● Exercise details
Which lines below hold the word "ffffff"? Copy all of them.

Records about charts and figures
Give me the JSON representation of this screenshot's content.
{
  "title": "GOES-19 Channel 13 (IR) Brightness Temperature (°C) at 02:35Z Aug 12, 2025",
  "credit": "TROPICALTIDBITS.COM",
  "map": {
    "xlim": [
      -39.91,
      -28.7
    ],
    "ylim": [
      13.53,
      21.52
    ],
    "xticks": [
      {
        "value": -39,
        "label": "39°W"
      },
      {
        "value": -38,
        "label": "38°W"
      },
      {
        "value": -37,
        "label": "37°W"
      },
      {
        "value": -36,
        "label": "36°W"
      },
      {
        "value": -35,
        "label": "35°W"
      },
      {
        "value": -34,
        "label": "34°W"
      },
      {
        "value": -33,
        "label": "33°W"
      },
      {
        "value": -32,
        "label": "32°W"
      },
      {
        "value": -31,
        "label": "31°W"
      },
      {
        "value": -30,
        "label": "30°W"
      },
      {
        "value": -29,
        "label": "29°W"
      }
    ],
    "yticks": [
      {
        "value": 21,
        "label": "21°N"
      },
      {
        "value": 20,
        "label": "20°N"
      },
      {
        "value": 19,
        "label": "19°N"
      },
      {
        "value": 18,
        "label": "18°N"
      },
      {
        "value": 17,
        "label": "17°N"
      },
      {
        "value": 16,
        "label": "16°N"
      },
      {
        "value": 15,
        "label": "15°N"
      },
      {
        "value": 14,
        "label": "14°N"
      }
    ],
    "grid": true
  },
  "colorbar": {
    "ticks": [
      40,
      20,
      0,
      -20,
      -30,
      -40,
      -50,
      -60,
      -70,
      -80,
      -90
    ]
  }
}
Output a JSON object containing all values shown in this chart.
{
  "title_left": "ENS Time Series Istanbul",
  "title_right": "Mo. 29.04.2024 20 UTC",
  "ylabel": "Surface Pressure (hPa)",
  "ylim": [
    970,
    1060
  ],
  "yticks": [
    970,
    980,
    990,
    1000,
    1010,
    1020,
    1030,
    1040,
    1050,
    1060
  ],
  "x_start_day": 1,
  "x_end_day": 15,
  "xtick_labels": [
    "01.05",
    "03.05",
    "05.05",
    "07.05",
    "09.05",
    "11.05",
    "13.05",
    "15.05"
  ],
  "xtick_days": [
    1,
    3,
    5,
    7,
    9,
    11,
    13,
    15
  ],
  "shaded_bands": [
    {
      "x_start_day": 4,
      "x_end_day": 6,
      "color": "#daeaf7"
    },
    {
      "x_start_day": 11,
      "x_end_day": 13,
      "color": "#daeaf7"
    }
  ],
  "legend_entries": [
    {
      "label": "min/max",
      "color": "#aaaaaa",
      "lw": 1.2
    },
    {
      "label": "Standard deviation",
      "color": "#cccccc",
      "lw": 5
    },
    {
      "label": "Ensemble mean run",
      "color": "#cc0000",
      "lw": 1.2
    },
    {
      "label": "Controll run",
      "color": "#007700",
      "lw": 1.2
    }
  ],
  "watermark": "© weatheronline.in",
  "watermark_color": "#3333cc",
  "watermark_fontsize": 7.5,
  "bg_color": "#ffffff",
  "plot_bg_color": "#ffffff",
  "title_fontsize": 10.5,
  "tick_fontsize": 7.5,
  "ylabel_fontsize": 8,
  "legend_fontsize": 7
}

● Written solution
  "bg_color": "#ffffff",
  "plot_bg_color": "#ffffff",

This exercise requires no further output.